- [THE PROBLEM]:
List every line in this data where the string "시뮬레이션은" occurs.

# GIVEN DATA start

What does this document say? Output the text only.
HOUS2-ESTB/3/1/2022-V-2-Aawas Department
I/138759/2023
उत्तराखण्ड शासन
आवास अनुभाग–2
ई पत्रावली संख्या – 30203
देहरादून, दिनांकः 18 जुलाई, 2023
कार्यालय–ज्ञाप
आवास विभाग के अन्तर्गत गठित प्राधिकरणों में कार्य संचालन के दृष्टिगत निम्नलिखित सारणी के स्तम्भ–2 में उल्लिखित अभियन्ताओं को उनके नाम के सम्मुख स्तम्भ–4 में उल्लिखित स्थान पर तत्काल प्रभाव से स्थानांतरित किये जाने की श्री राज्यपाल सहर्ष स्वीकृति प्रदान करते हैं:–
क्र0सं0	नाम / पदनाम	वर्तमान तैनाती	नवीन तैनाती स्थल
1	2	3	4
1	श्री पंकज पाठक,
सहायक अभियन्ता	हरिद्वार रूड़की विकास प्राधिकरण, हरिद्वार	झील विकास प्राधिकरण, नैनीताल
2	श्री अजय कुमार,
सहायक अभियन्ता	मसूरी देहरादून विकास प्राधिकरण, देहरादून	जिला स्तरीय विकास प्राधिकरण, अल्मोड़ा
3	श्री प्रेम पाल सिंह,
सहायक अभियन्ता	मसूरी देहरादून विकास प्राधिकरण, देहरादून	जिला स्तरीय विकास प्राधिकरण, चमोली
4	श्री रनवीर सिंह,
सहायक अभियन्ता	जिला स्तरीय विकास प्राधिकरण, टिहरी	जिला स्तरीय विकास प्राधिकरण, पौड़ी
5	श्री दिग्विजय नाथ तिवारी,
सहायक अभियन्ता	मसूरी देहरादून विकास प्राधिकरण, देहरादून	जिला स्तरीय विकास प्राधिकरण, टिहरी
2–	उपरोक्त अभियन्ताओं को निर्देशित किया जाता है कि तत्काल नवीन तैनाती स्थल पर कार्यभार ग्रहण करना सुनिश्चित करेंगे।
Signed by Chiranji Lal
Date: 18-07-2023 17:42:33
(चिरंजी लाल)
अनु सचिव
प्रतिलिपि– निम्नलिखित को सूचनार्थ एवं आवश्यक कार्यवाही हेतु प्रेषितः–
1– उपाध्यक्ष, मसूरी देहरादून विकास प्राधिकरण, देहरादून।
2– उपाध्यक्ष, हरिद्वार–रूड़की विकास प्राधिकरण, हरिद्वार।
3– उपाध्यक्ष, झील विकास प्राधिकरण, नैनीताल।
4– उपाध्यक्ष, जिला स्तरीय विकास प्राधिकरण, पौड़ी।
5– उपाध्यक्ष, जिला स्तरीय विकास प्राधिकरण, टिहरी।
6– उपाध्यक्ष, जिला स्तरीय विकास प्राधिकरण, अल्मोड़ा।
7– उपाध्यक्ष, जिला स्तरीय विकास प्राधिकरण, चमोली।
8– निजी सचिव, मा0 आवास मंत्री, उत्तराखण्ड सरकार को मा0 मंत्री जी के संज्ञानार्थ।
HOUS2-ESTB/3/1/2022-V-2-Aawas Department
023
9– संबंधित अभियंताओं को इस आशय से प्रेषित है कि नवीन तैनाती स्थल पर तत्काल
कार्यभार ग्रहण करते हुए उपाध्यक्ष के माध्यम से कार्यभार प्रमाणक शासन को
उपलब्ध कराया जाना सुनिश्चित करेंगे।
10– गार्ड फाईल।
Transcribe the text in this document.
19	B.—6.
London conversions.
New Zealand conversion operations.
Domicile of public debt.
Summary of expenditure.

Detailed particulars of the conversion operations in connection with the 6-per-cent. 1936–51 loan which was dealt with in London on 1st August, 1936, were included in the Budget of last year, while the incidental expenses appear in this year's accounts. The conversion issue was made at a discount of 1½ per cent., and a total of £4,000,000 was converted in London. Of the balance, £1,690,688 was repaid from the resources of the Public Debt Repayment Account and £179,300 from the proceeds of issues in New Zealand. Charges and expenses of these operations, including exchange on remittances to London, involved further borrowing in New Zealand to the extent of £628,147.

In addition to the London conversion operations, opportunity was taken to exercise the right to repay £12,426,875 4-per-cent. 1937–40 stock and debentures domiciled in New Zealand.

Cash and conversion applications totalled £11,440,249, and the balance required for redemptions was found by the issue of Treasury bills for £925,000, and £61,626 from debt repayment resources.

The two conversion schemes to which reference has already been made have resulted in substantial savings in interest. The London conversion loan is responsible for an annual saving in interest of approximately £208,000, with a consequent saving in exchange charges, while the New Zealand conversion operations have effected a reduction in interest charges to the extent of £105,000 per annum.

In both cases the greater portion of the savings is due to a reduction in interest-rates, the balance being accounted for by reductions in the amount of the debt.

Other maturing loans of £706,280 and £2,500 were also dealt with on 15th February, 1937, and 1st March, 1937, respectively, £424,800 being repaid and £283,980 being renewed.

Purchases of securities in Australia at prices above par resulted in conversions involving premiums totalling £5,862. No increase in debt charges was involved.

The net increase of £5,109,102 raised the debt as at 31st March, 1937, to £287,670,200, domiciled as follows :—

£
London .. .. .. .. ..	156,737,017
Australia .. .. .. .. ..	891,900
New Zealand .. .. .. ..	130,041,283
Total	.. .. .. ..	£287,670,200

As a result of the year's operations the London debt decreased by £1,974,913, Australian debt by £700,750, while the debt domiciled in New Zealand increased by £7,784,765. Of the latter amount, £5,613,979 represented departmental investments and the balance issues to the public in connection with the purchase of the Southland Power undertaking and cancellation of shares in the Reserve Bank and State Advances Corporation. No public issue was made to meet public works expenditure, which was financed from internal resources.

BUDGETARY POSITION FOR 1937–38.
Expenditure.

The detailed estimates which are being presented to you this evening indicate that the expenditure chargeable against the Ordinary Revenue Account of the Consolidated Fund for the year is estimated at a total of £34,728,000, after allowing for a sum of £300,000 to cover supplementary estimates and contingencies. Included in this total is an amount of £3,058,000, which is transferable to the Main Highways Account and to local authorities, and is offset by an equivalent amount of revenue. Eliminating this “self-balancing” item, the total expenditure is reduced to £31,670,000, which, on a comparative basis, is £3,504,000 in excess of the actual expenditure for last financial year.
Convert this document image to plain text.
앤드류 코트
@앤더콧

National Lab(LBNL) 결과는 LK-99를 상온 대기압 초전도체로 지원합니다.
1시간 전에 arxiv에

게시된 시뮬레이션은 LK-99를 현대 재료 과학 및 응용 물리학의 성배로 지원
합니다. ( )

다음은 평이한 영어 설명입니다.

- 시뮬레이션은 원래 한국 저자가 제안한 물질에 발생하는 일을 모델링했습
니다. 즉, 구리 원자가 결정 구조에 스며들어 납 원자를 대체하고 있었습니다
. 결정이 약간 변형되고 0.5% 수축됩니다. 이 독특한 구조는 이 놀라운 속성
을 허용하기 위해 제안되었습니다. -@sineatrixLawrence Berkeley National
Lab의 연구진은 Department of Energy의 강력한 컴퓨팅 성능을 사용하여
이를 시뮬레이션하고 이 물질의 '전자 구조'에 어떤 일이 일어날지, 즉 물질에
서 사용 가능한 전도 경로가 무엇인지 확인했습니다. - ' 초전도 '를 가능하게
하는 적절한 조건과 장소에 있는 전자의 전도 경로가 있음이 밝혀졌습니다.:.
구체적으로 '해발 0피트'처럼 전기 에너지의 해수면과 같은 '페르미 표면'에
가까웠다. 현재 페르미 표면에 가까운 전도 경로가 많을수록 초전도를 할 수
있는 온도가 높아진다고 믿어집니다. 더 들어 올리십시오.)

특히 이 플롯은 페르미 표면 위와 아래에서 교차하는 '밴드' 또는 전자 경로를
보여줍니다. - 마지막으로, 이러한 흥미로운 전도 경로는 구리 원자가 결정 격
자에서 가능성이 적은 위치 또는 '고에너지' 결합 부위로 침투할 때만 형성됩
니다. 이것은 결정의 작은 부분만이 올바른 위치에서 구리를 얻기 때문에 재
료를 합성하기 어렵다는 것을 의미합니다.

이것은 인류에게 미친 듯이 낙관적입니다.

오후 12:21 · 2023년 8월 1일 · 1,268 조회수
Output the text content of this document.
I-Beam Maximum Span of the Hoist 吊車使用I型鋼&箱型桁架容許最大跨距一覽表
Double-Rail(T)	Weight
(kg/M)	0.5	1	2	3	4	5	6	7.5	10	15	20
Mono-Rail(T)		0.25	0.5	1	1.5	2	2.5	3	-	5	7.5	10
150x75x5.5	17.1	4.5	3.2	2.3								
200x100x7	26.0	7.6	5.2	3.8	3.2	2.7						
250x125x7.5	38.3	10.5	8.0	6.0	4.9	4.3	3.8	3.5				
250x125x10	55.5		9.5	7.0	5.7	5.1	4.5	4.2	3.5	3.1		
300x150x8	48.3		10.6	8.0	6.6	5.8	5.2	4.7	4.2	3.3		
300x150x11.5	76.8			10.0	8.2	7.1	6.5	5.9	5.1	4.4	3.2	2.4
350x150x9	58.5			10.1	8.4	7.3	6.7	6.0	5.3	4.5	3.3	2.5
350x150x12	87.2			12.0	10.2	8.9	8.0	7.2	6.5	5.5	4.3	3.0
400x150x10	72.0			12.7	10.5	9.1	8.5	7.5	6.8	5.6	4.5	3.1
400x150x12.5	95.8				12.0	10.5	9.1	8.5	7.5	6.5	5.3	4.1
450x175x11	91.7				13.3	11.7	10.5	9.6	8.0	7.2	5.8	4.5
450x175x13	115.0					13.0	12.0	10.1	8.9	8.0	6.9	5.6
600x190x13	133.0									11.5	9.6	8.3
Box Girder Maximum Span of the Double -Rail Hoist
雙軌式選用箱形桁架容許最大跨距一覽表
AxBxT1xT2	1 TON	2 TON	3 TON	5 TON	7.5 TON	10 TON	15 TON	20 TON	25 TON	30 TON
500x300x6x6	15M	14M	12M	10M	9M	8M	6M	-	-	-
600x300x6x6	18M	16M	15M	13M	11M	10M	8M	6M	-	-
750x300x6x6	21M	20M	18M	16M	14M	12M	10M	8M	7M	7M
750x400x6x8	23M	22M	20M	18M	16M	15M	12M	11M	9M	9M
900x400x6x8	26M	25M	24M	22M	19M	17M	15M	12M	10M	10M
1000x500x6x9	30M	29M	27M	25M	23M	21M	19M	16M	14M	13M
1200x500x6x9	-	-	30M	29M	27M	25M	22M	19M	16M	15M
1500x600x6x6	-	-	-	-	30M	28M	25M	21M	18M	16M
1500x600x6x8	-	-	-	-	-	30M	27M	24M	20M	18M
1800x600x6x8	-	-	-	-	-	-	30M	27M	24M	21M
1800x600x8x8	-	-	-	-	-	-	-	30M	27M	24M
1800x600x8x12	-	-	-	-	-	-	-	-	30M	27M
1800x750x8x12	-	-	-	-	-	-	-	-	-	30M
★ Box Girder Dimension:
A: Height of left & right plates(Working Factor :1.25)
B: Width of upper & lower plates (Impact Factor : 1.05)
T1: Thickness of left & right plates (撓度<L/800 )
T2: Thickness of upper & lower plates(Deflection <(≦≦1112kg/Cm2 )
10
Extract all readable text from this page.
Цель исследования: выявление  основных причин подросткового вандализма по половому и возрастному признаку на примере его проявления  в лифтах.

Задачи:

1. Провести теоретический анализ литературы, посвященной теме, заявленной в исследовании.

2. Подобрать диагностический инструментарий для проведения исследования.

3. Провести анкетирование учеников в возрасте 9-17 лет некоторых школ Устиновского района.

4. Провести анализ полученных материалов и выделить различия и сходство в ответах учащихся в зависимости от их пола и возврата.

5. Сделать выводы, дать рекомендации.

# GIVEN DATA end

- [EXERCISE ANSWER]:
게시된 시뮬레이션은 LK-99를 현대 재료 과학 및 응용 물리학의 성배로 지원
- 시뮬레이션은 원래 한국 저자가 제안한 물질에 발생하는 일을 모델링했습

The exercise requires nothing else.